▶ _TASK TO COMPLETE_: Repeat the data word for word, from its first line up to and including the line containing "inventory-slot[interactable] [813,349,859,395]".

▶ _THE DATA_:
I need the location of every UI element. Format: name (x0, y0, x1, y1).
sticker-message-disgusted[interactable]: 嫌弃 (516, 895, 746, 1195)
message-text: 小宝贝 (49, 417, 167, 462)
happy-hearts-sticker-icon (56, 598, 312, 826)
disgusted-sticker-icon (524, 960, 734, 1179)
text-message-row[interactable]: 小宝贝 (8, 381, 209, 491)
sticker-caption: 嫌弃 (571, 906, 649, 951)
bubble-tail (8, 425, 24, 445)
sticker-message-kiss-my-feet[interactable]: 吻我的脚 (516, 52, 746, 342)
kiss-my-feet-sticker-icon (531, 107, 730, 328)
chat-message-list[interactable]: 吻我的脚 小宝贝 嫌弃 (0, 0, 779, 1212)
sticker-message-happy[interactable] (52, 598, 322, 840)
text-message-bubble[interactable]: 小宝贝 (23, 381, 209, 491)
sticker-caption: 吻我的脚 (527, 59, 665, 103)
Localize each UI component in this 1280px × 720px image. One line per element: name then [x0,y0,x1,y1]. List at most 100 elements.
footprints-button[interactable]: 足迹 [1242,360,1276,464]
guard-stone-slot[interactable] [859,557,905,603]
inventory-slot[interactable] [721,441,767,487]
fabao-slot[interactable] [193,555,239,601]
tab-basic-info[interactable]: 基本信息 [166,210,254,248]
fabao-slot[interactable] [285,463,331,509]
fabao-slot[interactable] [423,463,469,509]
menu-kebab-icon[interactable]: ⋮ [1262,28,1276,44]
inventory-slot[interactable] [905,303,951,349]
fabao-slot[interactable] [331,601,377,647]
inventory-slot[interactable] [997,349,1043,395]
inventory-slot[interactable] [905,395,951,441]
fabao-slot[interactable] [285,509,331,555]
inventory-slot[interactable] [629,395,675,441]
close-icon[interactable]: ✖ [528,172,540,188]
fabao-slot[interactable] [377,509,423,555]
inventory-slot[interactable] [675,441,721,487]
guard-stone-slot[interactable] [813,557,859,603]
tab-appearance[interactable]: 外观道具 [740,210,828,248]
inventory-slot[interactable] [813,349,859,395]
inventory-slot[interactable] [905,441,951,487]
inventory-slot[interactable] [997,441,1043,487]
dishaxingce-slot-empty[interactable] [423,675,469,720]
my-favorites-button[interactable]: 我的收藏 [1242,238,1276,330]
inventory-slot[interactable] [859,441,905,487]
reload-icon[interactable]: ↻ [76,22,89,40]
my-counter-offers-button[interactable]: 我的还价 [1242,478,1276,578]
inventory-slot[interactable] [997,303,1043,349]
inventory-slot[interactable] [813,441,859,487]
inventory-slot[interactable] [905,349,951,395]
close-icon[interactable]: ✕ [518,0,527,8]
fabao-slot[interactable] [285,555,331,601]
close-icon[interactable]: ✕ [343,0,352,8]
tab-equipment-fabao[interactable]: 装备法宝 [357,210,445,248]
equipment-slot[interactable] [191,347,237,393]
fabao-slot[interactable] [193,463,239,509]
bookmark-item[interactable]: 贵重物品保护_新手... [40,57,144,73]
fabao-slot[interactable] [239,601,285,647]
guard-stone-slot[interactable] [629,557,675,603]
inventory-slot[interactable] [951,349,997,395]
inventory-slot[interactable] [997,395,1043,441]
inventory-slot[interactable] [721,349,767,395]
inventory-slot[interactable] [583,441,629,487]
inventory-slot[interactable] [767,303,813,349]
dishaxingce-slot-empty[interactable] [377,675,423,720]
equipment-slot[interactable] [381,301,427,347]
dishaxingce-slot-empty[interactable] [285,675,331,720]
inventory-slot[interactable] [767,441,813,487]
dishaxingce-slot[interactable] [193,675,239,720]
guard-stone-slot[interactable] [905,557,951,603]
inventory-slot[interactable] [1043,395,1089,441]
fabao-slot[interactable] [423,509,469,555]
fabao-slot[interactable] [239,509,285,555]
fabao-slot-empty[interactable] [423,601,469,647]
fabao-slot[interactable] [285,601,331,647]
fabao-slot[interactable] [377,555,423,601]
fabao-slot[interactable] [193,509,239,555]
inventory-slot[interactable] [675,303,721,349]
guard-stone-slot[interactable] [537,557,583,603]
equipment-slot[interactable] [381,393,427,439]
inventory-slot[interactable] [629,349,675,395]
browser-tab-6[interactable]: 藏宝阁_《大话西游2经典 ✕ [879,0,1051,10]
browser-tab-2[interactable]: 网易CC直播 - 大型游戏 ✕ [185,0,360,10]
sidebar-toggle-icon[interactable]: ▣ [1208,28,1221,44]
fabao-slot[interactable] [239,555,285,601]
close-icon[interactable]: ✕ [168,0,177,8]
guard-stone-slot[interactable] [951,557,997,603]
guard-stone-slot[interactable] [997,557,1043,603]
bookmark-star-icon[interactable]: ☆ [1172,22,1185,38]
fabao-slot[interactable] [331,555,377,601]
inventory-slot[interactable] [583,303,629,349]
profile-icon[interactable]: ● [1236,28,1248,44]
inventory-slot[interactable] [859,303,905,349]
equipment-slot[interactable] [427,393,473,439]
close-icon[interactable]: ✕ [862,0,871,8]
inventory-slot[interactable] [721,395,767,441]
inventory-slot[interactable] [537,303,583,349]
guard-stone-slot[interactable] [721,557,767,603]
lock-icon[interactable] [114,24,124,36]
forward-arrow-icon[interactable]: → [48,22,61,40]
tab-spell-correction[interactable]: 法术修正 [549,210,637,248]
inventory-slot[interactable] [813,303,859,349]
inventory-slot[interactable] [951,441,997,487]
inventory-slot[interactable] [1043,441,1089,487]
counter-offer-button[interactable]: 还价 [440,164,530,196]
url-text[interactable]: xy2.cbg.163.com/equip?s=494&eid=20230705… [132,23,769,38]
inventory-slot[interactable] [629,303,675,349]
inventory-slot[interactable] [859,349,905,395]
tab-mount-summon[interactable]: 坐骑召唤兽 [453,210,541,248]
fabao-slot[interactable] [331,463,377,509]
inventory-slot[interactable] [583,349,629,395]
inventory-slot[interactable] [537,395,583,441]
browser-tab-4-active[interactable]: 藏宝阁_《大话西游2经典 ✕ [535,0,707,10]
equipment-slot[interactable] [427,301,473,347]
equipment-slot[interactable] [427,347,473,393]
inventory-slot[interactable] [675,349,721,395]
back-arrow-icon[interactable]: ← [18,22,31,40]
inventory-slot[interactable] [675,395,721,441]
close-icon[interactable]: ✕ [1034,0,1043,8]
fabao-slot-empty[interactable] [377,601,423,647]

▶ _WORKED ANSWER_:
I need the location of every UI element. Format: name (x0, y0, x1, y1).
sticker-message-disgusted[interactable]: 嫌弃 (516, 895, 746, 1195)
message-text: 小宝贝 (49, 417, 167, 462)
happy-hearts-sticker-icon (56, 598, 312, 826)
disgusted-sticker-icon (524, 960, 734, 1179)
text-message-row[interactable]: 小宝贝 (8, 381, 209, 491)
sticker-caption: 嫌弃 (571, 906, 649, 951)
bubble-tail (8, 425, 24, 445)
sticker-message-kiss-my-feet[interactable]: 吻我的脚 (516, 52, 746, 342)
kiss-my-feet-sticker-icon (531, 107, 730, 328)
chat-message-list[interactable]: 吻我的脚 小宝贝 嫌弃 (0, 0, 779, 1212)
sticker-message-happy[interactable] (52, 598, 322, 840)
text-message-bubble[interactable]: 小宝贝 (23, 381, 209, 491)
sticker-caption: 吻我的脚 (527, 59, 665, 103)
Localize each UI component in this 1280px × 720px image. One line per element: name then [x0,y0,x1,y1]. List at most 100 elements.
footprints-button[interactable]: 足迹 [1242,360,1276,464]
guard-stone-slot[interactable] [859,557,905,603]
inventory-slot[interactable] [721,441,767,487]
fabao-slot[interactable] [193,555,239,601]
tab-basic-info[interactable]: 基本信息 [166,210,254,248]
fabao-slot[interactable] [285,463,331,509]
fabao-slot[interactable] [423,463,469,509]
menu-kebab-icon[interactable]: ⋮ [1262,28,1276,44]
inventory-slot[interactable] [905,303,951,349]
fabao-slot[interactable] [331,601,377,647]
inventory-slot[interactable] [997,349,1043,395]
inventory-slot[interactable] [905,395,951,441]
fabao-slot[interactable] [285,509,331,555]
inventory-slot[interactable] [629,395,675,441]
close-icon[interactable]: ✖ [528,172,540,188]
fabao-slot[interactable] [377,509,423,555]
inventory-slot[interactable] [675,441,721,487]
guard-stone-slot[interactable] [813,557,859,603]
tab-appearance[interactable]: 外观道具 [740,210,828,248]
inventory-slot[interactable] [813,349,859,395]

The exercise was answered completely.